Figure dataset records
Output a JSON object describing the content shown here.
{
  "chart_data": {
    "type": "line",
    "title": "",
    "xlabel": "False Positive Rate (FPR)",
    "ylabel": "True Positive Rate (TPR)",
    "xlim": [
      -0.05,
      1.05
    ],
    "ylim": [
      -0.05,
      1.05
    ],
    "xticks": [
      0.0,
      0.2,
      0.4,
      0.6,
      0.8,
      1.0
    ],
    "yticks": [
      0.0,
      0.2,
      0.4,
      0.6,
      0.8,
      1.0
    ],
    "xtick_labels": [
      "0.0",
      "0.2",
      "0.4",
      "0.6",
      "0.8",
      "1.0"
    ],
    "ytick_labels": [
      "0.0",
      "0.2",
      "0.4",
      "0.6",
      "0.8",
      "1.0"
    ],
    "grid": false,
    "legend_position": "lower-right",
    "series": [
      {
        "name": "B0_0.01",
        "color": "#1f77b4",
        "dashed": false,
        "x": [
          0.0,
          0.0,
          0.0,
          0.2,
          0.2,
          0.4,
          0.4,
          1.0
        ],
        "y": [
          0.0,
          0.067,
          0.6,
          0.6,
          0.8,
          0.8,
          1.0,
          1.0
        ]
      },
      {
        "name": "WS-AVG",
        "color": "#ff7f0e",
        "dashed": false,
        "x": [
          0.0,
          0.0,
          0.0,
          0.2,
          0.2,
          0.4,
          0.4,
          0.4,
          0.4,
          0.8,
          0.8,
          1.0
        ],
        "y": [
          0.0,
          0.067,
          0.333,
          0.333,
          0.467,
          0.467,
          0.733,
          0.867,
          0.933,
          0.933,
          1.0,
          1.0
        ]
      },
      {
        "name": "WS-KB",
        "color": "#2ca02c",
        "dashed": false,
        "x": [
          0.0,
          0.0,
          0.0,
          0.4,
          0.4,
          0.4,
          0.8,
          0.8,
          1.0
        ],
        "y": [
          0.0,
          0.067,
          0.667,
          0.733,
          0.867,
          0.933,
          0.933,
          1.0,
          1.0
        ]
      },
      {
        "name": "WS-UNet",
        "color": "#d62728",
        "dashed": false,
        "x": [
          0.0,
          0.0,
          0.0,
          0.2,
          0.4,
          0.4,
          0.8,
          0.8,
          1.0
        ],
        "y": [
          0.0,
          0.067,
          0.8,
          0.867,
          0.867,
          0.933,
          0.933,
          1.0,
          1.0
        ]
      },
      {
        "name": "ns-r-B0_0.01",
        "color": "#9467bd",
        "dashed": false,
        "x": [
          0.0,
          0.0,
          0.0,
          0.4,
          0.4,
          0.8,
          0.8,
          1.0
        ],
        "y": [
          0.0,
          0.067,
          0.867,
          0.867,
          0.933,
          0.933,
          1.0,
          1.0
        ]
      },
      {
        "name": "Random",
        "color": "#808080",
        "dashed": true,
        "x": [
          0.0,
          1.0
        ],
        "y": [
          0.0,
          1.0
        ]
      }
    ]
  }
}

» WHAT THE TASK REQUIRES
Return every line in the listing that contains the word "Rate".

» THE ANSWER
    "xlabel": "False Positive Rate (FPR)",
    "ylabel": "True Positive Rate (TPR)",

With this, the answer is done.